* **Your task**
Pull out every line with the word "Pollutant".

━━━━━ Given data ━━━━━

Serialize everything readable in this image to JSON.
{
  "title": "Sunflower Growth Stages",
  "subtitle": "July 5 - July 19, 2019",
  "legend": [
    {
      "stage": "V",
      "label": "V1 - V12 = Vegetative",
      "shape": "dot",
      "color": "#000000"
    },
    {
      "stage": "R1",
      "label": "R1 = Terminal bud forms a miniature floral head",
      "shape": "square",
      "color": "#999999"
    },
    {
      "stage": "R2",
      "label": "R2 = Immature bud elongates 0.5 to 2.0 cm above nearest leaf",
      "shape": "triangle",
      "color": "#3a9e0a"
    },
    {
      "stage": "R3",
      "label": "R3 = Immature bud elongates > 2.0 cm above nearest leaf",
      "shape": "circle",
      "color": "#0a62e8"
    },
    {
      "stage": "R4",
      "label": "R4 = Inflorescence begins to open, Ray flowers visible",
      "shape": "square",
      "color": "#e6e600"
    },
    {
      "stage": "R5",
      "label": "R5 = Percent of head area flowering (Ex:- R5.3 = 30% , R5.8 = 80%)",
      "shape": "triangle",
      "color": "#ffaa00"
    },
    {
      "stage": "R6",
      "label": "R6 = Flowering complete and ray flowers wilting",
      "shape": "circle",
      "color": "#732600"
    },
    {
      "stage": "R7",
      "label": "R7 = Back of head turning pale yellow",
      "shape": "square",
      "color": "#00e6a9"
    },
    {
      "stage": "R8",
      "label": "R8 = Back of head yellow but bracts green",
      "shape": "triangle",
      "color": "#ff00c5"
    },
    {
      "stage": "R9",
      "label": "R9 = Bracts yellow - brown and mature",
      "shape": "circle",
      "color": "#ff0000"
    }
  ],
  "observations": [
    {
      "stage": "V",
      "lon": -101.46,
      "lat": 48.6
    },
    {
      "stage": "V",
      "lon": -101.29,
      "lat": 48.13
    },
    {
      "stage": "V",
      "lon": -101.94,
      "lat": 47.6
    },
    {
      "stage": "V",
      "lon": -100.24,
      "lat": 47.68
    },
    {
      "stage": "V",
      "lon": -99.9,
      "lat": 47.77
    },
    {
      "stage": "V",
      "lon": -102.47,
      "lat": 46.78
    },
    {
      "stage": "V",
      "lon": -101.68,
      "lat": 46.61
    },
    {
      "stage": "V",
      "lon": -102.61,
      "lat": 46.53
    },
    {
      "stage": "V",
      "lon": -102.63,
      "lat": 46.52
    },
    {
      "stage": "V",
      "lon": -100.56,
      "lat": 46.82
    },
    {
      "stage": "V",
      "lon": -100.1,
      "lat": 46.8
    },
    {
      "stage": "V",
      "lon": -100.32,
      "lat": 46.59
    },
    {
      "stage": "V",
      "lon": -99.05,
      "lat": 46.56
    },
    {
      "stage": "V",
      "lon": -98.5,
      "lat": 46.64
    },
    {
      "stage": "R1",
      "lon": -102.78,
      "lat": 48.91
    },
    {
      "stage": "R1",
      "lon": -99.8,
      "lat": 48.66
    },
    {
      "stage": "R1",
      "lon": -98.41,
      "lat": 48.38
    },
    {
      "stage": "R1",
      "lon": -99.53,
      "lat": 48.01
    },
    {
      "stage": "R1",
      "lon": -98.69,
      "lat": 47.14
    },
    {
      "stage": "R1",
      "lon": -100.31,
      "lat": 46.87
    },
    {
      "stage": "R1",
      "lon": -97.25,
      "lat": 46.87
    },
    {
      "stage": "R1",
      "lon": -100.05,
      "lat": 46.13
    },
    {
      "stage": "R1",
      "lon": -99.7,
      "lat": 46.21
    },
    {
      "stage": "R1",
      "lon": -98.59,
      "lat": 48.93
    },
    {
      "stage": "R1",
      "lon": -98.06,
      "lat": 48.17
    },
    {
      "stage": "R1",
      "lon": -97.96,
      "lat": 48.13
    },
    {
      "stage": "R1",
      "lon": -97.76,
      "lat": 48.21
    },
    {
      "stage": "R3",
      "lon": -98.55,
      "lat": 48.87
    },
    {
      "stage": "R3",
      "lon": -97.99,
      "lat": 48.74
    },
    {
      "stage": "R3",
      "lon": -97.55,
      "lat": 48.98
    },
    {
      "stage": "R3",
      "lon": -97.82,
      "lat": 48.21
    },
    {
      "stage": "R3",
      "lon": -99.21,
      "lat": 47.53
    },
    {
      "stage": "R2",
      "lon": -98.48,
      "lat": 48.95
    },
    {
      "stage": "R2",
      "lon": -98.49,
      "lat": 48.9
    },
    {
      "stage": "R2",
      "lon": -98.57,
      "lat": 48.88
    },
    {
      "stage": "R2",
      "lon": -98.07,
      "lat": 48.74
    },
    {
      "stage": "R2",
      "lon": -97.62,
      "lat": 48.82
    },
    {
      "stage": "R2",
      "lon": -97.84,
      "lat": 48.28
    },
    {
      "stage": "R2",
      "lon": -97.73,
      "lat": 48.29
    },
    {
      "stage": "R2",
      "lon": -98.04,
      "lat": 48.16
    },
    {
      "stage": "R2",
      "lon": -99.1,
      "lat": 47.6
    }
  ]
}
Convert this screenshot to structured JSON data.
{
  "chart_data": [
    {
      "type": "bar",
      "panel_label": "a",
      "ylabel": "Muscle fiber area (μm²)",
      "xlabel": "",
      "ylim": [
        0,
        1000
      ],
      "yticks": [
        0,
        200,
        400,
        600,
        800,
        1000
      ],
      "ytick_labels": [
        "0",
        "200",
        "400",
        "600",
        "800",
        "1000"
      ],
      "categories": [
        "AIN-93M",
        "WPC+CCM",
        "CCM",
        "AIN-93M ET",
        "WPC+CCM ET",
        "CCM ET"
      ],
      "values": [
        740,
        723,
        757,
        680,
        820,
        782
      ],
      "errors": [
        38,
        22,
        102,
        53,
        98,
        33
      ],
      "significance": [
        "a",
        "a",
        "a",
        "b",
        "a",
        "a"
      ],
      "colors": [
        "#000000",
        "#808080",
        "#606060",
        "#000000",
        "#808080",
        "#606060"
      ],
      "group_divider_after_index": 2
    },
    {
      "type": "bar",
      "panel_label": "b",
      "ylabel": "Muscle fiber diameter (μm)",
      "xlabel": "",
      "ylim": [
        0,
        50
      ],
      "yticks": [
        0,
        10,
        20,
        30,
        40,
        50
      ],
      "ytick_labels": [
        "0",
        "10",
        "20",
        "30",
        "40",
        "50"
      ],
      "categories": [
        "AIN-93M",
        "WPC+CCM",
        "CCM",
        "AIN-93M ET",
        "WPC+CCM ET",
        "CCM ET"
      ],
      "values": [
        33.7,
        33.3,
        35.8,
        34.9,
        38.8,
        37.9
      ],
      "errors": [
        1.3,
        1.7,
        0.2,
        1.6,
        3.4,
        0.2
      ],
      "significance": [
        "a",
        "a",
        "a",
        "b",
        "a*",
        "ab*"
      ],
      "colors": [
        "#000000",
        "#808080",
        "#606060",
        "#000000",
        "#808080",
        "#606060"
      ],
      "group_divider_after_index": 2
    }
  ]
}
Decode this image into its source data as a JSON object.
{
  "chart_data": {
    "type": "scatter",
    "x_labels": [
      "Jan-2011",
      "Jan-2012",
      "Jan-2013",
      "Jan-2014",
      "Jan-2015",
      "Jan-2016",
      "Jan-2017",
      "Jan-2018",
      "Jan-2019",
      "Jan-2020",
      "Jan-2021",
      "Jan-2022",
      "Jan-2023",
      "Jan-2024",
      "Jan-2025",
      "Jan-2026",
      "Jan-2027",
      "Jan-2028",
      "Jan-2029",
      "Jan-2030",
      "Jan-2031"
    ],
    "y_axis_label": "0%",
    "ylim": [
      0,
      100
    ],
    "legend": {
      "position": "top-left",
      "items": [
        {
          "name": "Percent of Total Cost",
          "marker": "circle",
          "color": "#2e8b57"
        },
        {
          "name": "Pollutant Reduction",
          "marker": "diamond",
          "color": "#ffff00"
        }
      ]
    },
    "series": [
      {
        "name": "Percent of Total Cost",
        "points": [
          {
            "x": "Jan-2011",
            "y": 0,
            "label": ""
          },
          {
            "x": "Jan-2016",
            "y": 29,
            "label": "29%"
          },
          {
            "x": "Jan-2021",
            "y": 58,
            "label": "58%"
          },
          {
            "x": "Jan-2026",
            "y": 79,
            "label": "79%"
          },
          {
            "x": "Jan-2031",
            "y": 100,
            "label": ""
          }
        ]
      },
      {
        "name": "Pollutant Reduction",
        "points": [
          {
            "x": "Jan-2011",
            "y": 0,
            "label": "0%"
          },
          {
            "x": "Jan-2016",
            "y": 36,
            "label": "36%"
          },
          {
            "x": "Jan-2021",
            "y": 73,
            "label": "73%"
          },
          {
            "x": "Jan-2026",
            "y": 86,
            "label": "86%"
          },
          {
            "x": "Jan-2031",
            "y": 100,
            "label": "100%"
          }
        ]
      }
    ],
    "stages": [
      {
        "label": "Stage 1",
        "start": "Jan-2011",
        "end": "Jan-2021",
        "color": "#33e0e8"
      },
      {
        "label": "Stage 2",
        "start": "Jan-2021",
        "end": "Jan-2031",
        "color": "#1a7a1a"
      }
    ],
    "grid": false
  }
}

━━━━━

* **Exercise solution**
          "name": "Pollutant Reduction",
        "name": "Pollutant Reduction",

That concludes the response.